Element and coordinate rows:
================================

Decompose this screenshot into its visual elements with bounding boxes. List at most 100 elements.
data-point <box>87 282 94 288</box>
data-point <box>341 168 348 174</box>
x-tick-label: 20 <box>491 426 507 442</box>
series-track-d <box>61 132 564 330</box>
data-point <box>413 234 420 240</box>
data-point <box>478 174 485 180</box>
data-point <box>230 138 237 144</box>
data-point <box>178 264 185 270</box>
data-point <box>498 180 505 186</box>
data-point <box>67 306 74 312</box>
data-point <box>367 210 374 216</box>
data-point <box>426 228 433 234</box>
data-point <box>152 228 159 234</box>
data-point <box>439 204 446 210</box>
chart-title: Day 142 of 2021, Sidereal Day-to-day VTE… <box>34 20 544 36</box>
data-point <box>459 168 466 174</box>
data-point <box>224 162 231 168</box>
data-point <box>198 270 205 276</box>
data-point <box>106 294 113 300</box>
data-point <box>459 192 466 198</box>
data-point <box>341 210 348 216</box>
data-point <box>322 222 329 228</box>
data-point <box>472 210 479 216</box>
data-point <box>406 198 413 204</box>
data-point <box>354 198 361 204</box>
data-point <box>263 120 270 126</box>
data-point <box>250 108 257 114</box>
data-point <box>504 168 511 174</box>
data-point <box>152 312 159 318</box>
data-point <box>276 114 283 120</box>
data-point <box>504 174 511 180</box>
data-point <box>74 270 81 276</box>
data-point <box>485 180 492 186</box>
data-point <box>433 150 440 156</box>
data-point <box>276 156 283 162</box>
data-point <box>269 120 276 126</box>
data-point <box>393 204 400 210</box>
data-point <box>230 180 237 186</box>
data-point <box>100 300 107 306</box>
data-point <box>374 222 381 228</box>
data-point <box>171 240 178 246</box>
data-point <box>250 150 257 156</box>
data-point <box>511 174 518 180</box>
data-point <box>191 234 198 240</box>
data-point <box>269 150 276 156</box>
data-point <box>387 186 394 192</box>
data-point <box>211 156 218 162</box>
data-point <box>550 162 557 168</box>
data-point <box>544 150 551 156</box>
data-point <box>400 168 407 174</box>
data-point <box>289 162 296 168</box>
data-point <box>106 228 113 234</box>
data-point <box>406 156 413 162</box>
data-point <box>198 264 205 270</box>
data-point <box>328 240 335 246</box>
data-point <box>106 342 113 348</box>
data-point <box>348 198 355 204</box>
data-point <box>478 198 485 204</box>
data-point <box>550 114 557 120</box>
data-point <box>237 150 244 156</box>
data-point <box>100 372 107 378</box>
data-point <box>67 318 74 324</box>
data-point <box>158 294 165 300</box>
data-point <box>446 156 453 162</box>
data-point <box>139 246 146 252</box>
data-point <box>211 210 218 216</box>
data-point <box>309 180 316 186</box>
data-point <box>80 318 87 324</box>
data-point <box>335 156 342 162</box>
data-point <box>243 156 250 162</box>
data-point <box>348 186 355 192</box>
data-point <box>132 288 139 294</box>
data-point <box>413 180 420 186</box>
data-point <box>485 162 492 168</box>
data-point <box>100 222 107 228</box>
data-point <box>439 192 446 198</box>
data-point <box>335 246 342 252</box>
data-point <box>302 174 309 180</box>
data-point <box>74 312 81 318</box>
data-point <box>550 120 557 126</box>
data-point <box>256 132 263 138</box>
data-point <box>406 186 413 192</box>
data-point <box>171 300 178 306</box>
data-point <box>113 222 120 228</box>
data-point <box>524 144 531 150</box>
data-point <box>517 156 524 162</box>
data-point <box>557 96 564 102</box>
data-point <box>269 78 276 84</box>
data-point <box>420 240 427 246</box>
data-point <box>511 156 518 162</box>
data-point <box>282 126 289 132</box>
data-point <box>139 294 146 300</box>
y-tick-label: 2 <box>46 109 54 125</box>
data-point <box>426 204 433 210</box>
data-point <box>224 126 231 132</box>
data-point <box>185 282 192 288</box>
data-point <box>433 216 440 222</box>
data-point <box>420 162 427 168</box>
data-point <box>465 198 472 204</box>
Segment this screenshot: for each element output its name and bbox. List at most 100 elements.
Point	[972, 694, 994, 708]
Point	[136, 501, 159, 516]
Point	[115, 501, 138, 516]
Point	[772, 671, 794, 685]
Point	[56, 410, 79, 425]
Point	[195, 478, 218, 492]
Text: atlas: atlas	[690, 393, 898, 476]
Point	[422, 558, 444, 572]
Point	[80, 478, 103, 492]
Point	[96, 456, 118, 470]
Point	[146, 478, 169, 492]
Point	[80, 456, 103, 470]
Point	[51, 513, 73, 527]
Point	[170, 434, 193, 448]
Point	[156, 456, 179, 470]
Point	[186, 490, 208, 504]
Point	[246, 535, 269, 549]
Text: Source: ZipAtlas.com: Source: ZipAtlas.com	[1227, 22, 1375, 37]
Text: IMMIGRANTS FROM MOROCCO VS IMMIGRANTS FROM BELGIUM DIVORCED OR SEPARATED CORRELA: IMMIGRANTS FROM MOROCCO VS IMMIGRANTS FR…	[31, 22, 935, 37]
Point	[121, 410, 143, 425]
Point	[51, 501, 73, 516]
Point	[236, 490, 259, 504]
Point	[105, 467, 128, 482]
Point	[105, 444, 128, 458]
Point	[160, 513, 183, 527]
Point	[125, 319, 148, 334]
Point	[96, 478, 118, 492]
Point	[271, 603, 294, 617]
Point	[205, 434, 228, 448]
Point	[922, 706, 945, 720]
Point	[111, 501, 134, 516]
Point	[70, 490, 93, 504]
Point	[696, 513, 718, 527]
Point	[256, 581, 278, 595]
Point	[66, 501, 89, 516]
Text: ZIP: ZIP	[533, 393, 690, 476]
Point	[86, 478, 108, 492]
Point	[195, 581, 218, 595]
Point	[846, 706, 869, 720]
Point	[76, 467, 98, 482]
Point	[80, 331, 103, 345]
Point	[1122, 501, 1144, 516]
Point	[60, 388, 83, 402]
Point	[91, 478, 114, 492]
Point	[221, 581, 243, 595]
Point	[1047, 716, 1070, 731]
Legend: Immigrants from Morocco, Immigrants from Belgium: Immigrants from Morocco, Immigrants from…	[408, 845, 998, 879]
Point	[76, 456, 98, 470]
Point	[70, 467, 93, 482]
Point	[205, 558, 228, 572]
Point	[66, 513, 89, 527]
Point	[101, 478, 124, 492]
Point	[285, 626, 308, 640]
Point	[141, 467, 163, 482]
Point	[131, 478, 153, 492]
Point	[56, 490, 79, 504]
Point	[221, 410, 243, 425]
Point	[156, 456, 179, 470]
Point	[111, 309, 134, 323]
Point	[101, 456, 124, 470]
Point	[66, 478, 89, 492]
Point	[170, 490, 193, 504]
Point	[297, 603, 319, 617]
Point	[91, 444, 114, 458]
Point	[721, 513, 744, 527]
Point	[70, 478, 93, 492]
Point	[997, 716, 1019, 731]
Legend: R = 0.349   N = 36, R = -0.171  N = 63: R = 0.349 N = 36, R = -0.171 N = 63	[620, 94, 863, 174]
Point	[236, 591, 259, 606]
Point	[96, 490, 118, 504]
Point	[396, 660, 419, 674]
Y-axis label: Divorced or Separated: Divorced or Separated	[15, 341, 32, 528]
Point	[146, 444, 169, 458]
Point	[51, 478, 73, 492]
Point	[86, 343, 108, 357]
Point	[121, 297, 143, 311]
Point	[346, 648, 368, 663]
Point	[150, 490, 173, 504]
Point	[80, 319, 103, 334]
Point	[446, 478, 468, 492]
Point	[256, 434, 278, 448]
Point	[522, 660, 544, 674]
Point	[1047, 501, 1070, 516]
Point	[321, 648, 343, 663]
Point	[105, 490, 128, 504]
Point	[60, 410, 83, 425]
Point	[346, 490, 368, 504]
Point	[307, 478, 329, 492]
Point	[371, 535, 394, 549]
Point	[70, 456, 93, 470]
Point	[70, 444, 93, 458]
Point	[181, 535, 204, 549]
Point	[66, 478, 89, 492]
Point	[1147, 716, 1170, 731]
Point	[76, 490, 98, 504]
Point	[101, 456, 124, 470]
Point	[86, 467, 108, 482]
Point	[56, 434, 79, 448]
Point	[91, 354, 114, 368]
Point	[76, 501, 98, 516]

================================

● EXERCISE AIM: Rewrite the rows from the beginning through the line containing "data-point <box>459 168 466 174</box>", changing "data-point" to "scatter-point" and leaving everything else as it is.

● EXERCISE ANSWER:
Decompose this screenshot into its visual elements with bounding boxes. List at most 100 elements.
scatter-point <box>87 282 94 288</box>
scatter-point <box>341 168 348 174</box>
x-tick-label: 20 <box>491 426 507 442</box>
series-track-d <box>61 132 564 330</box>
scatter-point <box>413 234 420 240</box>
scatter-point <box>478 174 485 180</box>
scatter-point <box>230 138 237 144</box>
scatter-point <box>178 264 185 270</box>
scatter-point <box>498 180 505 186</box>
scatter-point <box>67 306 74 312</box>
scatter-point <box>367 210 374 216</box>
scatter-point <box>426 228 433 234</box>
scatter-point <box>152 228 159 234</box>
scatter-point <box>439 204 446 210</box>
chart-title: Day 142 of 2021, Sidereal Day-to-day VTE… <box>34 20 544 36</box>
scatter-point <box>459 168 466 174</box>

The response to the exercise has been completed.